Provided material ->
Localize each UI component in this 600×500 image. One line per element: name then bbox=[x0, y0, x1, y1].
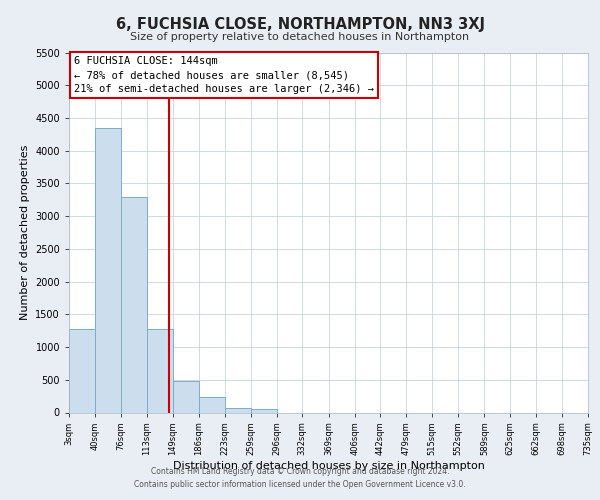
Bar bbox=[251, 409, 277, 412]
X-axis label: Distribution of detached houses by size in Northampton: Distribution of detached houses by size … bbox=[173, 461, 484, 471]
Text: 6 FUCHSIA CLOSE: 144sqm
← 78% of detached houses are smaller (8,545)
21% of semi: 6 FUCHSIA CLOSE: 144sqm ← 78% of detache… bbox=[74, 56, 374, 94]
Bar bbox=[199, 398, 225, 412]
Text: Size of property relative to detached houses in Northampton: Size of property relative to detached ho… bbox=[130, 32, 470, 42]
Bar bbox=[95, 128, 121, 412]
Bar bbox=[69, 330, 95, 412]
Bar bbox=[173, 381, 199, 412]
Y-axis label: Number of detached properties: Number of detached properties bbox=[20, 145, 29, 320]
Bar bbox=[121, 196, 147, 412]
Text: 6, FUCHSIA CLOSE, NORTHAMPTON, NN3 3XJ: 6, FUCHSIA CLOSE, NORTHAMPTON, NN3 3XJ bbox=[115, 18, 485, 32]
Bar bbox=[147, 330, 173, 412]
Text: Contains HM Land Registry data © Crown copyright and database right 2024.
Contai: Contains HM Land Registry data © Crown c… bbox=[134, 468, 466, 489]
Bar bbox=[225, 408, 251, 412]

Stated exercise -> Reproduce every row above word for word, omitting the pictures.

Output below ->
Localize each UI component in this 600×500 image. One line per element: name then bbox=[x0, y0, x1, y1].
Bar bbox=[251, 409, 277, 412]
X-axis label: Distribution of detached houses by size in Northampton: Distribution of detached houses by size … bbox=[173, 461, 484, 471]
Text: 6 FUCHSIA CLOSE: 144sqm
← 78% of detached houses are smaller (8,545)
21% of semi: 6 FUCHSIA CLOSE: 144sqm ← 78% of detache… bbox=[74, 56, 374, 94]
Bar bbox=[199, 398, 225, 412]
Text: Size of property relative to detached houses in Northampton: Size of property relative to detached ho… bbox=[130, 32, 470, 42]
Bar bbox=[95, 128, 121, 412]
Bar bbox=[69, 330, 95, 412]
Bar bbox=[173, 381, 199, 412]
Y-axis label: Number of detached properties: Number of detached properties bbox=[20, 145, 29, 320]
Bar bbox=[121, 196, 147, 412]
Text: 6, FUCHSIA CLOSE, NORTHAMPTON, NN3 3XJ: 6, FUCHSIA CLOSE, NORTHAMPTON, NN3 3XJ bbox=[115, 18, 485, 32]
Bar bbox=[147, 330, 173, 412]
Text: Contains HM Land Registry data © Crown copyright and database right 2024.
Contai: Contains HM Land Registry data © Crown c… bbox=[134, 468, 466, 489]
Bar bbox=[225, 408, 251, 412]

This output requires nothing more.